== Listed records

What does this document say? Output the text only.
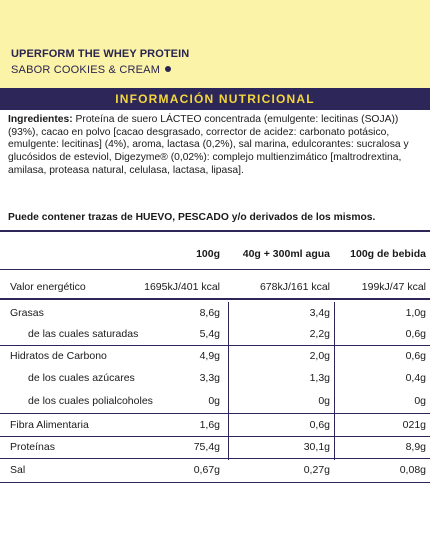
UPERFORM THE WHEY PROTEIN
SABOR COOKIES & CREAM
INFORMACIÓN NUTRICIONAL
Ingredientes: Proteína de suero LÁCTEO concentrada (emulgente: lecitinas (SOJA)) (93%), cacao en polvo [cacao desgrasado, corrector de acidez: carbonato potásico, emulgente: lecitinas] (4%), aroma, lactasa (0,2%), sal marina, edulcorantes: sucralosa y glucósidos de esteviol, Digezyme® (0,02%): complejo multienzimático [maltrodrextina, amilasa, proteasa natural, celulasa, lactasa, lipasa].
Puede contener trazas de HUEVO, PESCADO y/o derivados de los mismos.
100g	40g + 300ml agua	100g de bebida
Valor energético	1695kJ/401 kcal	678kJ/161 kcal	199kJ/47 kcal
Grasas	8,6g	3,4g	1,0g
de las cuales saturadas	5,4g	2,2g	0,6g
Hidratos de Carbono	4,9g	2,0g	0,6g
de los cuales azúcares	3,3g	1,3g	0,4g
de los cuales polialcoholes	0g	0g	0g
Fibra Alimentaria	1,6g	0,6g	021g
Proteínas	75,4g	30,1g	8,9g
Sal	0,67g	0,27g	0,08g
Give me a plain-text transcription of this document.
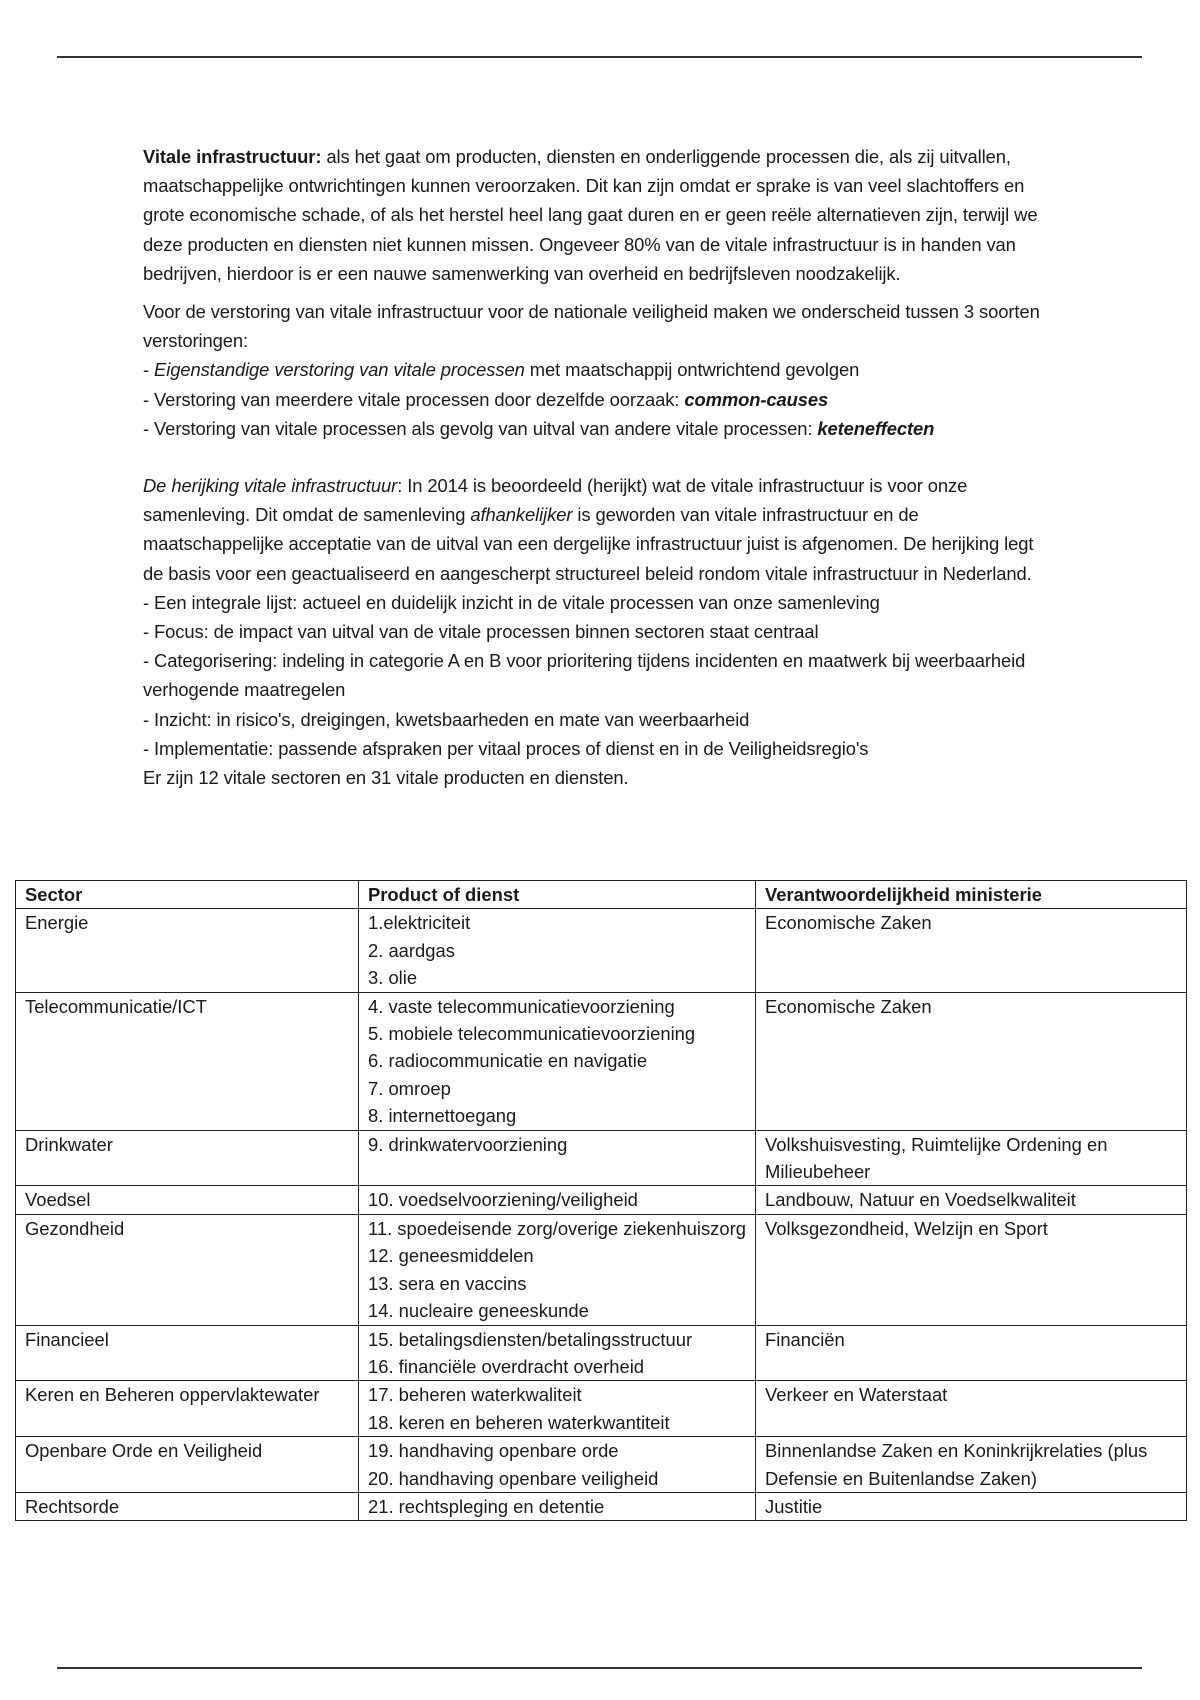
Vitale infrastructuur: als het gaat om producten, diensten en onderliggende processen die, als zij uitvallen, maatschappelijke ontwrichtingen kunnen veroorzaken. Dit kan zijn omdat er sprake is van veel slachtoffers en grote economische schade, of als het herstel heel lang gaat duren en er geen reële alternatieven zijn, terwijl we deze producten en diensten niet kunnen missen. Ongeveer 80% van de vitale infrastructuur is in handen van bedrijven, hierdoor is er een nauwe samenwerking van overheid en bedrijfsleven noodzakelijk.

Voor de verstoring van vitale infrastructuur voor de nationale veiligheid maken we onderscheid tussen 3 soorten verstoringen:

- Eigenstandige verstoring van vitale processen met maatschappij ontwrichtend gevolgen

- Verstoring van meerdere vitale processen door dezelfde oorzaak: common-causes

- Verstoring van vitale processen als gevolg van uitval van andere vitale processen: keteneffecten

De herijking vitale infrastructuur: In 2014 is beoordeeld (herijkt) wat de vitale infrastructuur is voor onze samenleving. Dit omdat de samenleving afhankelijker is geworden van vitale infrastructuur en de maatschappelijke acceptatie van de uitval van een dergelijke infrastructuur juist is afgenomen. De herijking legt de basis voor een geactualiseerd en aangescherpt structureel beleid rondom vitale infrastructuur in Nederland.

- Een integrale lijst: actueel en duidelijk inzicht in de vitale processen van onze samenleving

- Focus: de impact van uitval van de vitale processen binnen sectoren staat centraal

- Categorisering: indeling in categorie A en B voor prioritering tijdens incidenten en maatwerk bij weerbaarheid verhogende maatregelen

- Inzicht: in risico's, dreigingen, kwetsbaarheden en mate van weerbaarheid

- Implementatie: passende afspraken per vitaal proces of dienst en in de Veiligheidsregio's

Er zijn 12 vitale sectoren en 31 vitale producten en diensten.

Sector	Product of dienst	Verantwoordelijkheid ministerie
Energie	1.elektriciteit
2. aardgas
3. olie	Economische Zaken
Telecommunicatie/ICT	4. vaste telecommunicatievoorziening
5. mobiele telecommunicatievoorziening
6. radiocommunicatie en navigatie
7. omroep
8. internettoegang	Economische Zaken
Drinkwater	9. drinkwatervoorziening	Volkshuisvesting, Ruimtelijke Ordening en Milieubeheer
Voedsel	10. voedselvoorziening/veiligheid	Landbouw, Natuur en Voedselkwaliteit
Gezondheid	11. spoedeisende zorg/overige ziekenhuiszorg
12. geneesmiddelen
13. sera en vaccins
14. nucleaire geneeskunde	Volksgezondheid, Welzijn en Sport
Financieel	15. betalingsdiensten/betalingsstructuur
16. financiële overdracht overheid	Financiën
Keren en Beheren oppervlaktewater	17. beheren waterkwaliteit
18. keren en beheren waterkwantiteit	Verkeer en Waterstaat
Openbare Orde en Veiligheid	19. handhaving openbare orde
20. handhaving openbare veiligheid	Binnenlandse Zaken en Koninkrijkrelaties (plus Defensie en Buitenlandse Zaken)
Rechtsorde	21. rechtspleging en detentie	Justitie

====

Task goal | Repeat the records above word for word. Pictures stay out of the copy.

Answer to this task |
What does this document say? Output the text only.
UPERFORM THE WHEY PROTEIN
SABOR COOKIES & CREAM
INFORMACIÓN NUTRICIONAL
Ingredientes: Proteína de suero LÁCTEO concentrada (emulgente: lecitinas (SOJA)) (93%), cacao en polvo [cacao desgrasado, corrector de acidez: carbonato potásico, emulgente: lecitinas] (4%), aroma, lactasa (0,2%), sal marina, edulcorantes: sucralosa y glucósidos de esteviol, Digezyme® (0,02%): complejo multienzimático [maltrodrextina, amilasa, proteasa natural, celulasa, lactasa, lipasa].
Puede contener trazas de HUEVO, PESCADO y/o derivados de los mismos.
100g	40g + 300ml agua	100g de bebida
Valor energético	1695kJ/401 kcal	678kJ/161 kcal	199kJ/47 kcal
Grasas	8,6g	3,4g	1,0g
de las cuales saturadas	5,4g	2,2g	0,6g
Hidratos de Carbono	4,9g	2,0g	0,6g
de los cuales azúcares	3,3g	1,3g	0,4g
de los cuales polialcoholes	0g	0g	0g
Fibra Alimentaria	1,6g	0,6g	021g
Proteínas	75,4g	30,1g	8,9g
Sal	0,67g	0,27g	0,08g
Give me a plain-text transcription of this document.
Vitale infrastructuur: als het gaat om producten, diensten en onderliggende processen die, als zij uitvallen, maatschappelijke ontwrichtingen kunnen veroorzaken. Dit kan zijn omdat er sprake is van veel slachtoffers en grote economische schade, of als het herstel heel lang gaat duren en er geen reële alternatieven zijn, terwijl we deze producten en diensten niet kunnen missen. Ongeveer 80% van de vitale infrastructuur is in handen van bedrijven, hierdoor is er een nauwe samenwerking van overheid en bedrijfsleven noodzakelijk.

Voor de verstoring van vitale infrastructuur voor de nationale veiligheid maken we onderscheid tussen 3 soorten verstoringen:

- Eigenstandige verstoring van vitale processen met maatschappij ontwrichtend gevolgen

- Verstoring van meerdere vitale processen door dezelfde oorzaak: common-causes

- Verstoring van vitale processen als gevolg van uitval van andere vitale processen: keteneffecten

De herijking vitale infrastructuur: In 2014 is beoordeeld (herijkt) wat de vitale infrastructuur is voor onze samenleving. Dit omdat de samenleving afhankelijker is geworden van vitale infrastructuur en de maatschappelijke acceptatie van de uitval van een dergelijke infrastructuur juist is afgenomen. De herijking legt de basis voor een geactualiseerd en aangescherpt structureel beleid rondom vitale infrastructuur in Nederland.

- Een integrale lijst: actueel en duidelijk inzicht in de vitale processen van onze samenleving

- Focus: de impact van uitval van de vitale processen binnen sectoren staat centraal

- Categorisering: indeling in categorie A en B voor prioritering tijdens incidenten en maatwerk bij weerbaarheid verhogende maatregelen

- Inzicht: in risico's, dreigingen, kwetsbaarheden en mate van weerbaarheid

- Implementatie: passende afspraken per vitaal proces of dienst en in de Veiligheidsregio's

Er zijn 12 vitale sectoren en 31 vitale producten en diensten.

Sector	Product of dienst	Verantwoordelijkheid ministerie
Energie	1.elektriciteit
2. aardgas
3. olie	Economische Zaken
Telecommunicatie/ICT	4. vaste telecommunicatievoorziening
5. mobiele telecommunicatievoorziening
6. radiocommunicatie en navigatie
7. omroep
8. internettoegang	Economische Zaken
Drinkwater	9. drinkwatervoorziening	Volkshuisvesting, Ruimtelijke Ordening en Milieubeheer
Voedsel	10. voedselvoorziening/veiligheid	Landbouw, Natuur en Voedselkwaliteit
Gezondheid	11. spoedeisende zorg/overige ziekenhuiszorg
12. geneesmiddelen
13. sera en vaccins
14. nucleaire geneeskunde	Volksgezondheid, Welzijn en Sport
Financieel	15. betalingsdiensten/betalingsstructuur
16. financiële overdracht overheid	Financiën
Keren en Beheren oppervlaktewater	17. beheren waterkwaliteit
18. keren en beheren waterkwantiteit	Verkeer en Waterstaat
Openbare Orde en Veiligheid	19. handhaving openbare orde
20. handhaving openbare veiligheid	Binnenlandse Zaken en Koninkrijkrelaties (plus Defensie en Buitenlandse Zaken)
Rechtsorde	21. rechtspleging en detentie	Justitie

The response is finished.